[Saved entries]
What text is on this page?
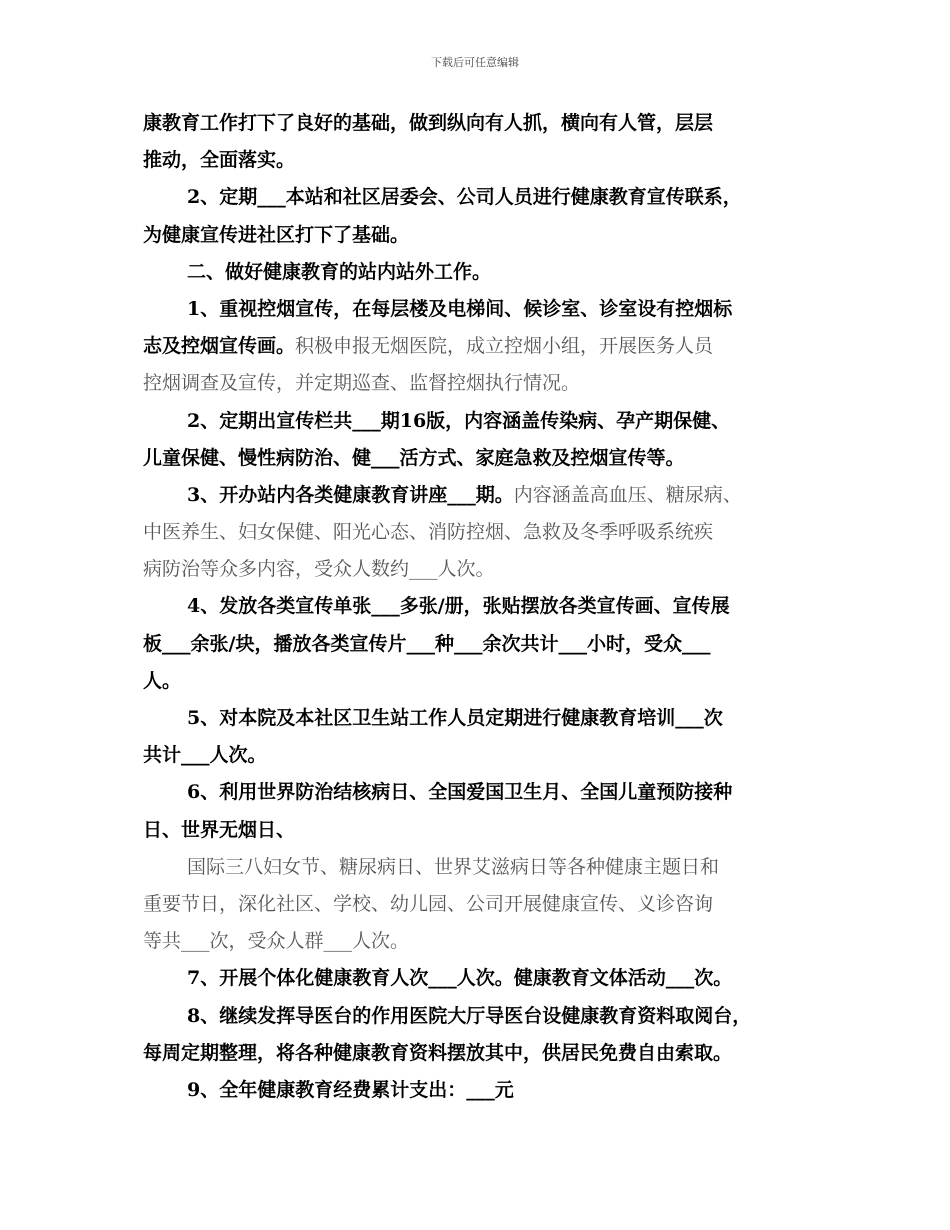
下载后可任意编辑
康教育工作打下了良好的基础，做到纵向有人抓，横向有人管，层层
推动，全面落实。
2、定期___本站和社区居委会、公司人员进行健康教育宣传联系，
为健康宣传进社区打下了基础。
二、做好健康教育的站内站外工作。
1、重视控烟宣传，在每层楼及电梯间、候诊室、诊室设有控烟标
志及控烟宣传画。积极申报无烟医院，成立控烟小组，开展医务人员
控烟调查及宣传，并定期巡查、监督控烟执行情况。
2、定期出宣传栏共___期16版，内容涵盖传染病、孕产期保健、
儿童保健、慢性病防治、健___活方式、家庭急救及控烟宣传等。
3、开办站内各类健康教育讲座___期。内容涵盖高血压、糖尿病、
中医养生、妇女保健、阳光心态、消防控烟、急救及冬季呼吸系统疾
病防治等众多内容，受众人数约___人次。
4、发放各类宣传单张___多张/册，张贴摆放各类宣传画、宣传展
板___余张/块，播放各类宣传片___种___余次共计___小时，受众___
人。
5、对本院及本社区卫生站工作人员定期进行健康教育培训___次
共计___人次。
6、利用世界防治结核病日、全国爱国卫生月、全国儿童预防接种
日、世界无烟日、
国际三八妇女节、糖尿病日、世界艾滋病日等各种健康主题日和
重要节日，深化社区、学校、幼儿园、公司开展健康宣传、义诊咨询
等共___次，受众人群___人次。
7、开展个体化健康教育人次___人次。健康教育文体活动___次。
8、继续发挥导医台的作用医院大厅导医台设健康教育资料取阅台，
每周定期整理，将各种健康教育资料摆放其中，供居民免费自由索取。
9、全年健康教育经费累计支出：___元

* STATED TASK:
Write out the material above once more, exactly as it reads, with no pictures.

* EXERCISE OUTPUT:
What text is on this page?
下载后可任意编辑
康教育工作打下了良好的基础，做到纵向有人抓，横向有人管，层层
推动，全面落实。
2、定期___本站和社区居委会、公司人员进行健康教育宣传联系，
为健康宣传进社区打下了基础。
二、做好健康教育的站内站外工作。
1、重视控烟宣传，在每层楼及电梯间、候诊室、诊室设有控烟标
志及控烟宣传画。积极申报无烟医院，成立控烟小组，开展医务人员
控烟调查及宣传，并定期巡查、监督控烟执行情况。
2、定期出宣传栏共___期16版，内容涵盖传染病、孕产期保健、
儿童保健、慢性病防治、健___活方式、家庭急救及控烟宣传等。
3、开办站内各类健康教育讲座___期。内容涵盖高血压、糖尿病、
中医养生、妇女保健、阳光心态、消防控烟、急救及冬季呼吸系统疾
病防治等众多内容，受众人数约___人次。
4、发放各类宣传单张___多张/册，张贴摆放各类宣传画、宣传展
板___余张/块，播放各类宣传片___种___余次共计___小时，受众___
人。
5、对本院及本社区卫生站工作人员定期进行健康教育培训___次
共计___人次。
6、利用世界防治结核病日、全国爱国卫生月、全国儿童预防接种
日、世界无烟日、
国际三八妇女节、糖尿病日、世界艾滋病日等各种健康主题日和
重要节日，深化社区、学校、幼儿园、公司开展健康宣传、义诊咨询
等共___次，受众人群___人次。
7、开展个体化健康教育人次___人次。健康教育文体活动___次。
8、继续发挥导医台的作用医院大厅导医台设健康教育资料取阅台，
每周定期整理，将各种健康教育资料摆放其中，供居民免费自由索取。
9、全年健康教育经费累计支出：___元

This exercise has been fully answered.